§ Exercise objective
From the records below, copy every line that contains the word "this".

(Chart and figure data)
################

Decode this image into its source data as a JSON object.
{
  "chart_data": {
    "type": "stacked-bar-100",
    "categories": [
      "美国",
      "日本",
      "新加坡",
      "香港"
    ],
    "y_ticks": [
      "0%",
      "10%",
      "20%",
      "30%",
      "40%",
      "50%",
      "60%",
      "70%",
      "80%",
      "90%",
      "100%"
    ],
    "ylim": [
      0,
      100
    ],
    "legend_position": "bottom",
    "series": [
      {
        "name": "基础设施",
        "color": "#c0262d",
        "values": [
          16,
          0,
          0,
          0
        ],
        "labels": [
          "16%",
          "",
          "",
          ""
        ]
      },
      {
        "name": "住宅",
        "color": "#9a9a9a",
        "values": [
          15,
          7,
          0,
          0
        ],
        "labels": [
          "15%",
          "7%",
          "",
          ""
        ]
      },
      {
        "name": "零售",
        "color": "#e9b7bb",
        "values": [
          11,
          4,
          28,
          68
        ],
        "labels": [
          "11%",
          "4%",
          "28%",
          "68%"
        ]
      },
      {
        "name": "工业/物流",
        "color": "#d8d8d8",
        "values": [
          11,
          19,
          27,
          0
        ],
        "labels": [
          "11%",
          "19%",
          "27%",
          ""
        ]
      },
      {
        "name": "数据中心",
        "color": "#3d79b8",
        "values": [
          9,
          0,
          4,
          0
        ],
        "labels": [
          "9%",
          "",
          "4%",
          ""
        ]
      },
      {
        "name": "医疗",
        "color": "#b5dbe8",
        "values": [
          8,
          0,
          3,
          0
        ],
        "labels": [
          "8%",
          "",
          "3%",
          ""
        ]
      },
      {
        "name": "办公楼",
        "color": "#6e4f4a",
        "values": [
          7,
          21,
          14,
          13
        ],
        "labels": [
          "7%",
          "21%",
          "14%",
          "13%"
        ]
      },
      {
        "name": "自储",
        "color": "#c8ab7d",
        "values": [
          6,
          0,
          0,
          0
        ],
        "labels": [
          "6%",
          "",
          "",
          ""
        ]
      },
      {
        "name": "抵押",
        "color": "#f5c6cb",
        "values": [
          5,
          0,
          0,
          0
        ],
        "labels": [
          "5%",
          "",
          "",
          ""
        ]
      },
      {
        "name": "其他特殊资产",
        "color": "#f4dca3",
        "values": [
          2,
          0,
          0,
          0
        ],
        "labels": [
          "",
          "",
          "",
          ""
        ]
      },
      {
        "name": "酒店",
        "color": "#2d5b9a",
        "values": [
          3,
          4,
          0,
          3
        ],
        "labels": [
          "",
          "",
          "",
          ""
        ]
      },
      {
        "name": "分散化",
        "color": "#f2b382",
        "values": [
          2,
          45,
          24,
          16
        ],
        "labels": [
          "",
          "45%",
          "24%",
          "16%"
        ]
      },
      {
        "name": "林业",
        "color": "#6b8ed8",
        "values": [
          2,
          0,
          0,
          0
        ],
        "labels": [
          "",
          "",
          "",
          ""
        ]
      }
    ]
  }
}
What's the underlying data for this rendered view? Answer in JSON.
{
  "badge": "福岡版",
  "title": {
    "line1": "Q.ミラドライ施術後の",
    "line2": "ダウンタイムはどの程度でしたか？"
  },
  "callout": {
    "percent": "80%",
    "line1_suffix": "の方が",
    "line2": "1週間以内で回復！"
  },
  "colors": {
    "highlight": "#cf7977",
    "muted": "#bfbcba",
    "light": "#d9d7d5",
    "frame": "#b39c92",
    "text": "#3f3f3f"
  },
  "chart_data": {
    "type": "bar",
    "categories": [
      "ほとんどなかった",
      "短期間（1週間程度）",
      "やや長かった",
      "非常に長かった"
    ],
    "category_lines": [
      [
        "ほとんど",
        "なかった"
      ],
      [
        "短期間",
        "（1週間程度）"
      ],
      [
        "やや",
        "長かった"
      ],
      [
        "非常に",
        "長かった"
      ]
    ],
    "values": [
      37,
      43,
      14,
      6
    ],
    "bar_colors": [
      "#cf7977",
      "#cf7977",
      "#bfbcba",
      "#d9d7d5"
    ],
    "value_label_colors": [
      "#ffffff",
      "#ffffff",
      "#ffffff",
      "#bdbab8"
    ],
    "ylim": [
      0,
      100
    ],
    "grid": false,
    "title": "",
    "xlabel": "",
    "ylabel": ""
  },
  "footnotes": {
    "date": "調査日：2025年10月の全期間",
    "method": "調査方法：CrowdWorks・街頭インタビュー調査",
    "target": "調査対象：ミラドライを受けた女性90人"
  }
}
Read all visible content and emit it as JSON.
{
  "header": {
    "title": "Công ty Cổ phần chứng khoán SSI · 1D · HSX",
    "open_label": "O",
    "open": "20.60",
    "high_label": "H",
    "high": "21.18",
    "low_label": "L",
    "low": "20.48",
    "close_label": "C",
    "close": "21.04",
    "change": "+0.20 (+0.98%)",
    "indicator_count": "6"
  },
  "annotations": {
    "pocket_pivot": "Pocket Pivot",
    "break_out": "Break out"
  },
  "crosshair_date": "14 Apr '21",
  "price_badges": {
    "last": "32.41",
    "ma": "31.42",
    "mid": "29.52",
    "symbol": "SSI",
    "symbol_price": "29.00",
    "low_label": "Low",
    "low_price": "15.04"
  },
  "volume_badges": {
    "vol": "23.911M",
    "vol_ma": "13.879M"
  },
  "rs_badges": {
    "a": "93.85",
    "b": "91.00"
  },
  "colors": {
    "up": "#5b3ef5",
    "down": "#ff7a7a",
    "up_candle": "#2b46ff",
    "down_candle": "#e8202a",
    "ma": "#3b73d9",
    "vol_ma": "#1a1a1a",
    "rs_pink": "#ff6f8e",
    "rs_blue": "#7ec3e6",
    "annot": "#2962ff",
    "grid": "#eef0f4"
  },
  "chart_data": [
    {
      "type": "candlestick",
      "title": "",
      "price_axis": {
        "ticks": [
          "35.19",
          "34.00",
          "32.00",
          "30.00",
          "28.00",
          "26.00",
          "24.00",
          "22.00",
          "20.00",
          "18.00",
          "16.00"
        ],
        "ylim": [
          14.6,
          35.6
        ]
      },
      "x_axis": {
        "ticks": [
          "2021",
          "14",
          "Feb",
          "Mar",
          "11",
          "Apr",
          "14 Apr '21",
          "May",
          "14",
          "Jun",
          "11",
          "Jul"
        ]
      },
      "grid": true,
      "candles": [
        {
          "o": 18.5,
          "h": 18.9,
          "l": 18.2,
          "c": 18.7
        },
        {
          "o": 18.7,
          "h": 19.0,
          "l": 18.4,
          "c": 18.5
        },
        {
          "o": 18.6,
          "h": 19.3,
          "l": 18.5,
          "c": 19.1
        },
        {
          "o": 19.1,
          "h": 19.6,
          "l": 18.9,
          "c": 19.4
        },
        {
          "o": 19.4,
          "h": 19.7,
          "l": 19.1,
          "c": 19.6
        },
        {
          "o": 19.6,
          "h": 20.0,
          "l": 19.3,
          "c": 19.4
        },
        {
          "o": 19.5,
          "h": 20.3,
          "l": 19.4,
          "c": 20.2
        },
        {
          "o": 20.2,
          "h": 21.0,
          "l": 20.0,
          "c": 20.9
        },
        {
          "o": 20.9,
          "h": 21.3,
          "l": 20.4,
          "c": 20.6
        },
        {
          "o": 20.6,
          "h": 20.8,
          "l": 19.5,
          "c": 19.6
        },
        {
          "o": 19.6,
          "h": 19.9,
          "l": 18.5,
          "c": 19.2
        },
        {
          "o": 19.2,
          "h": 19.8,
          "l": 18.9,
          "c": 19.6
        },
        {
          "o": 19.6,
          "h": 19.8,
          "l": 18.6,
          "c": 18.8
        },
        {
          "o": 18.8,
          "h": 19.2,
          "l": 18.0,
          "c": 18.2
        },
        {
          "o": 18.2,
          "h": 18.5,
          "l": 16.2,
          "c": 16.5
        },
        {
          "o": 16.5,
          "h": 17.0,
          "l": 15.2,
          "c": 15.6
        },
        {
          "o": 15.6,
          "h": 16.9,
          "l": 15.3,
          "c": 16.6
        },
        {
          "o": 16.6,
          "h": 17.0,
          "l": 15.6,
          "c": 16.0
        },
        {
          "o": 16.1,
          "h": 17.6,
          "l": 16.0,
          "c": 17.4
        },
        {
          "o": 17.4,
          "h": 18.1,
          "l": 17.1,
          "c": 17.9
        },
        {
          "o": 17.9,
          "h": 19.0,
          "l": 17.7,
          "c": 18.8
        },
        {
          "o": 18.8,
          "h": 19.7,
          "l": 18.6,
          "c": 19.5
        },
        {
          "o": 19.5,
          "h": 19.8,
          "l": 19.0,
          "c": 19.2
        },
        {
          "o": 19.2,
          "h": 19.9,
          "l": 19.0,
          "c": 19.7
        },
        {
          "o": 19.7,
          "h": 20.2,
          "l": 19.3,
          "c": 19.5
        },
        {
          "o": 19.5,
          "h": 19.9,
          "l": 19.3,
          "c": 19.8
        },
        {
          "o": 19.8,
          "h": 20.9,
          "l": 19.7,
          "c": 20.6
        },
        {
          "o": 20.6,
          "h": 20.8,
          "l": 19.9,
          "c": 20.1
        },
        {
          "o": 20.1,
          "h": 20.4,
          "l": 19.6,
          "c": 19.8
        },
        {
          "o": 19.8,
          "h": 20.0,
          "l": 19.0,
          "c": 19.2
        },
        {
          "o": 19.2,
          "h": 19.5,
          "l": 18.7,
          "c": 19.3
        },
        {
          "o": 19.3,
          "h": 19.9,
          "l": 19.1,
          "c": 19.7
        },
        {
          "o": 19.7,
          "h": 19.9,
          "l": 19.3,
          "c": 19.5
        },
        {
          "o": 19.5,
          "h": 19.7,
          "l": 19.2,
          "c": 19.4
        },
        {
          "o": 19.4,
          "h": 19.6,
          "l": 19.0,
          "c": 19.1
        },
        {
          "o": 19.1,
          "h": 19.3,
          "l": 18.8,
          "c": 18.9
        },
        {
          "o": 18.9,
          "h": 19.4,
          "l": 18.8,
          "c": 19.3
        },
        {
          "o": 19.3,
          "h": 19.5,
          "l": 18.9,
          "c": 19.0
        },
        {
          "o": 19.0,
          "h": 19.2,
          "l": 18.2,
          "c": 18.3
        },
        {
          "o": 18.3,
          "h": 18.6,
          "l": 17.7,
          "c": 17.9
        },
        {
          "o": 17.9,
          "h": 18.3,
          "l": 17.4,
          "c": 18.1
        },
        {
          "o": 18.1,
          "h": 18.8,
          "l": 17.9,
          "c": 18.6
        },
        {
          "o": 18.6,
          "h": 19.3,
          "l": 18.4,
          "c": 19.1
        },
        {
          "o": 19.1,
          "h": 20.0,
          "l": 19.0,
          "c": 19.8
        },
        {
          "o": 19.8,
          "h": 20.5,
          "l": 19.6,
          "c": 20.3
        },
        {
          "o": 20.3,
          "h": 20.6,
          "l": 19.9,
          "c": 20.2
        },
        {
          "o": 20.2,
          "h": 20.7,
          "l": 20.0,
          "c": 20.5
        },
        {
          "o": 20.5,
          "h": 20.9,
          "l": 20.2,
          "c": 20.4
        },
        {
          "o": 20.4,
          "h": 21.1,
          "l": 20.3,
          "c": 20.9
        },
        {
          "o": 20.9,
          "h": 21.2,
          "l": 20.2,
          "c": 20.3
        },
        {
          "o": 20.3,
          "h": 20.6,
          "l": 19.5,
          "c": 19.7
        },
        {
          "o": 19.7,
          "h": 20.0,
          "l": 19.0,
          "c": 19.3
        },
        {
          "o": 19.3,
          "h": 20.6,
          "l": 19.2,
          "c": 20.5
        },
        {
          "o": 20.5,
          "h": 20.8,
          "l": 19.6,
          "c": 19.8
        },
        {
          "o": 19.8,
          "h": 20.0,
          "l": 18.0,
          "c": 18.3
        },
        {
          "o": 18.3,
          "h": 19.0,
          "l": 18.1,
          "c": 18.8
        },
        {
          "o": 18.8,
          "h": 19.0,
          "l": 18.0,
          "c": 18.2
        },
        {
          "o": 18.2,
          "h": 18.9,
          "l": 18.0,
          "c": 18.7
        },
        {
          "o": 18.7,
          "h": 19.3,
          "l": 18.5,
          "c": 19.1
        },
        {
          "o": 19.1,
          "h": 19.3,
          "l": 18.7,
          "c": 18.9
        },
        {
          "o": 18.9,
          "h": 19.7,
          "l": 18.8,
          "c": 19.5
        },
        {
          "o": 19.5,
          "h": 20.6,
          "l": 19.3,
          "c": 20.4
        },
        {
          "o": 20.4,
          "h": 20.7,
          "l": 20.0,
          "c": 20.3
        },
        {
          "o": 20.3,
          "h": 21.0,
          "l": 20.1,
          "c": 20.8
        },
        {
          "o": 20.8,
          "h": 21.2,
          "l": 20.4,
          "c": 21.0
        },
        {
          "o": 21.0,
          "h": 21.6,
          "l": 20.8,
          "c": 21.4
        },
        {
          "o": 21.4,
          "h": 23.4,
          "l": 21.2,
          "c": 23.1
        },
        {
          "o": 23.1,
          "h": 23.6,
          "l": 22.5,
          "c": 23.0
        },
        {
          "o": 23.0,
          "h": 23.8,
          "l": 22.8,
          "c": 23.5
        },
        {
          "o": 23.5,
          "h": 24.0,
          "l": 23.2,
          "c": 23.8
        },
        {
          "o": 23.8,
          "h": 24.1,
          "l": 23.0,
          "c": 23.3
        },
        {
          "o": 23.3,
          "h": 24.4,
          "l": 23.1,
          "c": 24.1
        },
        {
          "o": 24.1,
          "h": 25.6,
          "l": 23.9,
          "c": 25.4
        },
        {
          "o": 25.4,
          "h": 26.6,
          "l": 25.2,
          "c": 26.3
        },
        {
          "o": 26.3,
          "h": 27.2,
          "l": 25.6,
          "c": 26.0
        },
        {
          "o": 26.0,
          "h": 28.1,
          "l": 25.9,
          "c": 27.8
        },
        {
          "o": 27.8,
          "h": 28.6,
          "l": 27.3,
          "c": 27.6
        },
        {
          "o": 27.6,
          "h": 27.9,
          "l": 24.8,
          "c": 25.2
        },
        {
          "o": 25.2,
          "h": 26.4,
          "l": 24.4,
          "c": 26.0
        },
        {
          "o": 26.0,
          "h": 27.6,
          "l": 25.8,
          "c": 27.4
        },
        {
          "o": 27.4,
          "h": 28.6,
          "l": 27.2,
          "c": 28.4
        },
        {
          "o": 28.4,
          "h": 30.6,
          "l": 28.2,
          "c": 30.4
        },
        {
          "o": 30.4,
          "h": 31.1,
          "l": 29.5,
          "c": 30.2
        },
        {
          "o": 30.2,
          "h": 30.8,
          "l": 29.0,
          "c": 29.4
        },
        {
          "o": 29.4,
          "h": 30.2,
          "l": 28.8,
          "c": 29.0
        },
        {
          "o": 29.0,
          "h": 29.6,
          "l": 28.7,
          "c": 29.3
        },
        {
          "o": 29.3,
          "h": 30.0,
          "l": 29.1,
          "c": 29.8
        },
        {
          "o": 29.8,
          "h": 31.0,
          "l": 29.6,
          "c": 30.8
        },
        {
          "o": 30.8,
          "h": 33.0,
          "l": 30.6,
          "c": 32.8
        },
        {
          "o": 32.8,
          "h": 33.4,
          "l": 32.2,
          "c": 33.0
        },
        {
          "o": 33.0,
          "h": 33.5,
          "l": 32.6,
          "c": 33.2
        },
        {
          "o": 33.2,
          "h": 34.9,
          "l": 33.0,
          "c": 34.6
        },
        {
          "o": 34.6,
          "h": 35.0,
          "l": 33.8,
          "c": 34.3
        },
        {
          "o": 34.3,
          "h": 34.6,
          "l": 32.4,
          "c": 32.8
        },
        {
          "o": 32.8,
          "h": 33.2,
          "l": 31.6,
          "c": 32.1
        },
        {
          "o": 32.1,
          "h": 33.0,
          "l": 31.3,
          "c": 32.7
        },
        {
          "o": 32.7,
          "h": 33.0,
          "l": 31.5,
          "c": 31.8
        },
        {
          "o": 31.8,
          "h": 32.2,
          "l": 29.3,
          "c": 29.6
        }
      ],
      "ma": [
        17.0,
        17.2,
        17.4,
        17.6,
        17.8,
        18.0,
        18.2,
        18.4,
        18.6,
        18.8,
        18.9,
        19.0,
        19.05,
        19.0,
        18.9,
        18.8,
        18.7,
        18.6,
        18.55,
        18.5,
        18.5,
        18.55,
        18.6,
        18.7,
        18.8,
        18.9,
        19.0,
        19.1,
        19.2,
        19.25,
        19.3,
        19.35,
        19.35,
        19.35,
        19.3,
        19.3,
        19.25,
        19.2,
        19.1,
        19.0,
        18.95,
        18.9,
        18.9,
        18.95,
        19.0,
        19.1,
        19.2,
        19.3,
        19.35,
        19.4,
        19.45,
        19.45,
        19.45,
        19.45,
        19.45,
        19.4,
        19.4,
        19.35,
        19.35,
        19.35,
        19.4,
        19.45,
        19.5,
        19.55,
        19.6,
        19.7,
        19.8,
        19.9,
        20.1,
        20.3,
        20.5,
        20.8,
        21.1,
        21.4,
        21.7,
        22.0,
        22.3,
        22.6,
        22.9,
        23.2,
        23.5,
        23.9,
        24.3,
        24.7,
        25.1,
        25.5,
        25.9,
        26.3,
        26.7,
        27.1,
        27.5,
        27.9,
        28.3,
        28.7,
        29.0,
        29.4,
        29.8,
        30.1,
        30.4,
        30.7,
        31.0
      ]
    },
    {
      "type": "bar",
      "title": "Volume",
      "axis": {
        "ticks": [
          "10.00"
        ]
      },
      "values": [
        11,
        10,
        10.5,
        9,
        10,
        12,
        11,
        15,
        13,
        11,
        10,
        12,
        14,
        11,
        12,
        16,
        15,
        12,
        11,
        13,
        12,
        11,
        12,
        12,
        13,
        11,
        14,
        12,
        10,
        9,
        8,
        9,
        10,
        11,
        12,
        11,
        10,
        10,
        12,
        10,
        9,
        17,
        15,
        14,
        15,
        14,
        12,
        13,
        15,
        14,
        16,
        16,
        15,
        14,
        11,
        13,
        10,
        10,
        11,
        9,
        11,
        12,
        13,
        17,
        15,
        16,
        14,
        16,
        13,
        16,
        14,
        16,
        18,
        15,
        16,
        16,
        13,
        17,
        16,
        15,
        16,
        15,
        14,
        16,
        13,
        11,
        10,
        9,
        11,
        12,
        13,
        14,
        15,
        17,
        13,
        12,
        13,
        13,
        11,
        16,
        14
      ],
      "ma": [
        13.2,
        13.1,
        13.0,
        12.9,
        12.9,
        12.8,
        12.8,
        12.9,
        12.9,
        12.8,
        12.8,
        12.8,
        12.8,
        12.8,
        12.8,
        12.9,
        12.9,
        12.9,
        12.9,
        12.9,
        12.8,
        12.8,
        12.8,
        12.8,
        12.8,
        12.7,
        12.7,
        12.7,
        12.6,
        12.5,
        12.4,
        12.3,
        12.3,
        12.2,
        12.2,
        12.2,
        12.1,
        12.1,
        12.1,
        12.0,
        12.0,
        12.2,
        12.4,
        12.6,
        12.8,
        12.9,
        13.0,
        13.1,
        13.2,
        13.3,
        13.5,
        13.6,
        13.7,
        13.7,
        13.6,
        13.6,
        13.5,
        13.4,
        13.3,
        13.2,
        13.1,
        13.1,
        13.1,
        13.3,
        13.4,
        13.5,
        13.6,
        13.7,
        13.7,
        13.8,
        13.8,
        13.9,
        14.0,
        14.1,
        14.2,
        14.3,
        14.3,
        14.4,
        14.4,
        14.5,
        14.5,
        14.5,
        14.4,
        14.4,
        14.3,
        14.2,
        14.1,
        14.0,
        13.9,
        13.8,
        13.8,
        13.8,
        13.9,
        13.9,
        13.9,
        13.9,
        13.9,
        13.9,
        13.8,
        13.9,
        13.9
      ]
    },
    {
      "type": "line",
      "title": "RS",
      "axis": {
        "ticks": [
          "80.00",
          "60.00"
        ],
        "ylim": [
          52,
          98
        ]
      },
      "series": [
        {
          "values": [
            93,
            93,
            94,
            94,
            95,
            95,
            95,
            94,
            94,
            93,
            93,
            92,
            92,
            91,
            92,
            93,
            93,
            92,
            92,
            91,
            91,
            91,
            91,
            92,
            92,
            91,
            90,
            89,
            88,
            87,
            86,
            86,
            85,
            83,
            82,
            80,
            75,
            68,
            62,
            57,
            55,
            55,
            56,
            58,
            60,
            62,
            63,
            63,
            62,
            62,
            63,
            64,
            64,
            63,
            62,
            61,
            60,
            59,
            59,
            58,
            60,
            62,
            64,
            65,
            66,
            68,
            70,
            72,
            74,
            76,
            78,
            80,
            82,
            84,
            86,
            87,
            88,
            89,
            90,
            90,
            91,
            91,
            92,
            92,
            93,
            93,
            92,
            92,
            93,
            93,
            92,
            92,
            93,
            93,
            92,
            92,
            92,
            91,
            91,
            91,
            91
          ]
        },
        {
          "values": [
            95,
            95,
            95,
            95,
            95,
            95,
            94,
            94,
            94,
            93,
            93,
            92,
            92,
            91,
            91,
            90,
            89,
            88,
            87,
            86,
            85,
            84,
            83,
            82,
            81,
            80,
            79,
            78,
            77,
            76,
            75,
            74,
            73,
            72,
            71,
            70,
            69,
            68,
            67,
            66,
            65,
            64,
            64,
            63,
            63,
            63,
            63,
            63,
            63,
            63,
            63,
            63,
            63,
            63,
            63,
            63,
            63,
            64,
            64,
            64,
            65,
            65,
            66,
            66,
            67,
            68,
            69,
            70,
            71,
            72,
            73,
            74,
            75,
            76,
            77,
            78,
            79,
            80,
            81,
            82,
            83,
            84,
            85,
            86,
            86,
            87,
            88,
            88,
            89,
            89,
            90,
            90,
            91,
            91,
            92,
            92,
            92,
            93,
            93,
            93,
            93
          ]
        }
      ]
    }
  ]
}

################

§ Written solution
Decode this image into its source data as a JSON object.
What's the underlying data for this rendered view? Answer in JSON.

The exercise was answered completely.